=== Exercise instructions ===
Omit the pictures and output every entry below exactly as written.

=== Data shown ===
= = =

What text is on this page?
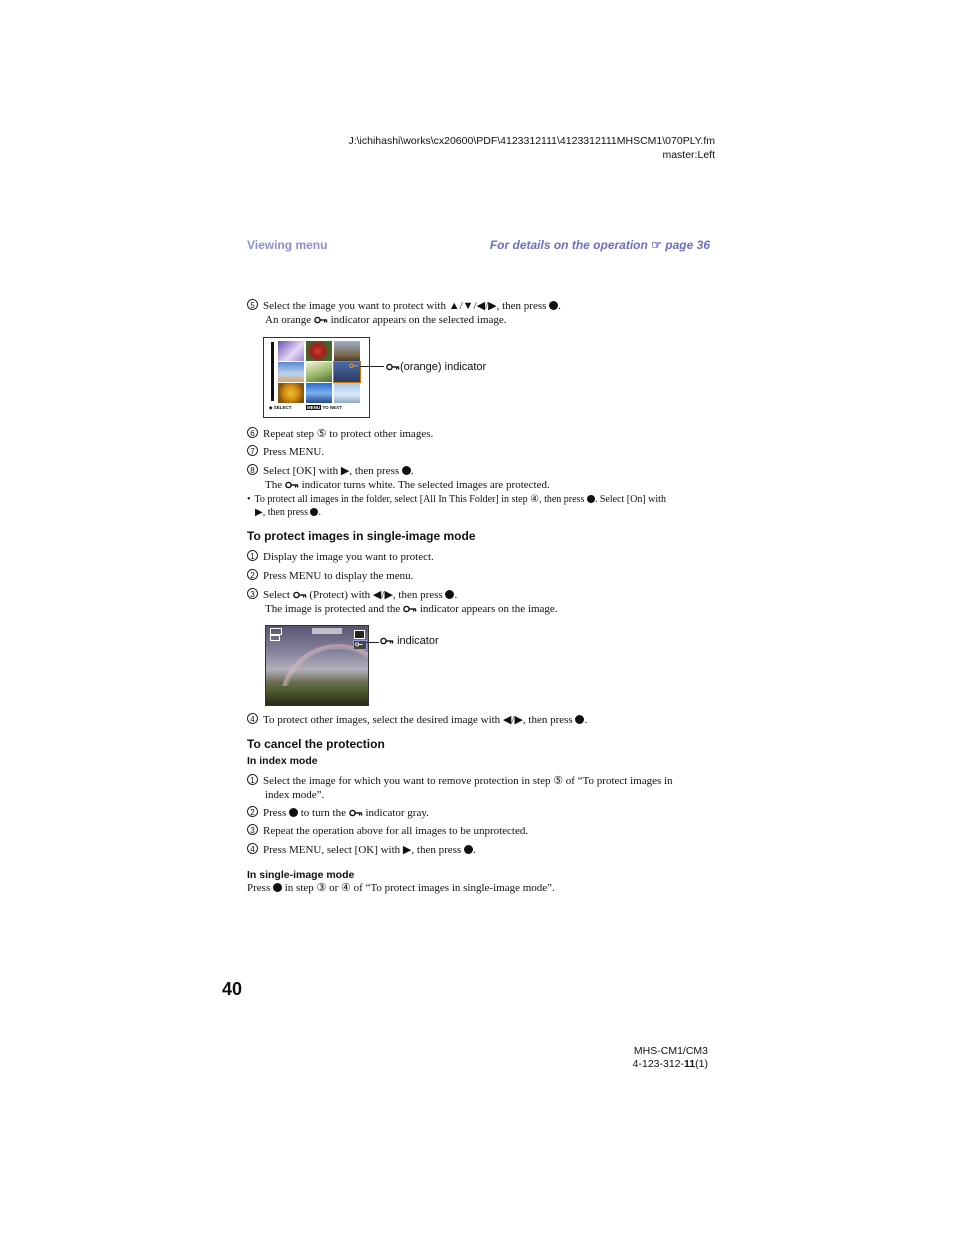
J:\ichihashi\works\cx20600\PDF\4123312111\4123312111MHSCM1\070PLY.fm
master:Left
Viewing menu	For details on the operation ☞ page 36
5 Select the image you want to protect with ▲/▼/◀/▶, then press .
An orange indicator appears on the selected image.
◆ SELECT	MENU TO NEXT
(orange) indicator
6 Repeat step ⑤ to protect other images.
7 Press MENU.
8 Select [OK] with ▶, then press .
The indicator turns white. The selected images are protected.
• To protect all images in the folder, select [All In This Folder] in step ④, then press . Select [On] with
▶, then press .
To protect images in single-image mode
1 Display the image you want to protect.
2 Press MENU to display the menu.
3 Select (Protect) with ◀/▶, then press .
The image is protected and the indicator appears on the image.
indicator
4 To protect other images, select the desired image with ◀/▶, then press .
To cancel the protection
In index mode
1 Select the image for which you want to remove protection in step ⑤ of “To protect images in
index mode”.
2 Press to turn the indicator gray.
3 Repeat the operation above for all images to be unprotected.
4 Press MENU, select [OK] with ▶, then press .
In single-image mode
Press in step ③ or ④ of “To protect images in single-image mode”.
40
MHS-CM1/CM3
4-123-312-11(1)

= = =

=== Written answer ===
What text is on this page?
J:\ichihashi\works\cx20600\PDF\4123312111\4123312111MHSCM1\070PLY.fm
master:Left
Viewing menu	For details on the operation ☞ page 36
5 Select the image you want to protect with ▲/▼/◀/▶, then press .
An orange indicator appears on the selected image.
◆ SELECT	MENU TO NEXT
(orange) indicator
6 Repeat step ⑤ to protect other images.
7 Press MENU.
8 Select [OK] with ▶, then press .
The indicator turns white. The selected images are protected.
• To protect all images in the folder, select [All In This Folder] in step ④, then press . Select [On] with
▶, then press .
To protect images in single-image mode
1 Display the image you want to protect.
2 Press MENU to display the menu.
3 Select (Protect) with ◀/▶, then press .
The image is protected and the indicator appears on the image.
indicator
4 To protect other images, select the desired image with ◀/▶, then press .
To cancel the protection
In index mode
1 Select the image for which you want to remove protection in step ⑤ of “To protect images in
index mode”.
2 Press to turn the indicator gray.
3 Repeat the operation above for all images to be unprotected.
4 Press MENU, select [OK] with ▶, then press .
In single-image mode
Press in step ③ or ④ of “To protect images in single-image mode”.
40
MHS-CM1/CM3
4-123-312-11(1)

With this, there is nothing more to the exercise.